EXERCISE INPUTS =
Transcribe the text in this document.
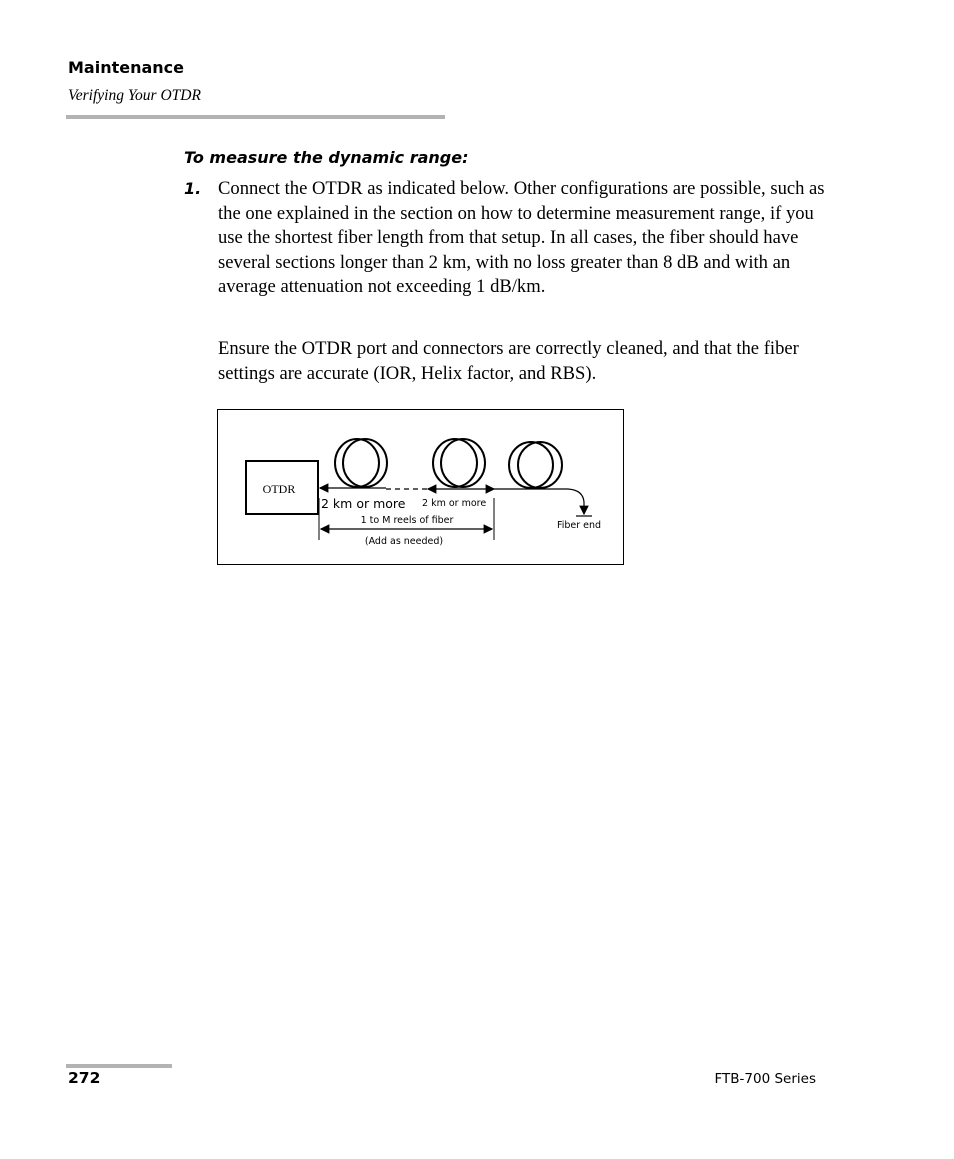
Maintenance
Verifying Your OTDR
To measure the dynamic range:
1. Connect the OTDR as indicated below. Other configurations are possible, such as the one explained in the section on how to determine measurement range, if you use the shortest fiber length from that setup. In all cases, the fiber should have several sections longer than 2 km, with no loss greater than 8 dB and with an average attenuation not exceeding 1 dB/km.
Ensure the OTDR port and connectors are correctly cleaned, and that the fiber settings are accurate (IOR, Helix factor, and RBS).
OTDR
2 km or more 2 km or more
1 to M reels of fiber
(Add as needed)
Fiber end
272	FTB-700 Series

YOUR GOAL = Tally up the lines holding the string "that" in this listing, and report the total alone.

SOLVED EXERCISE = 2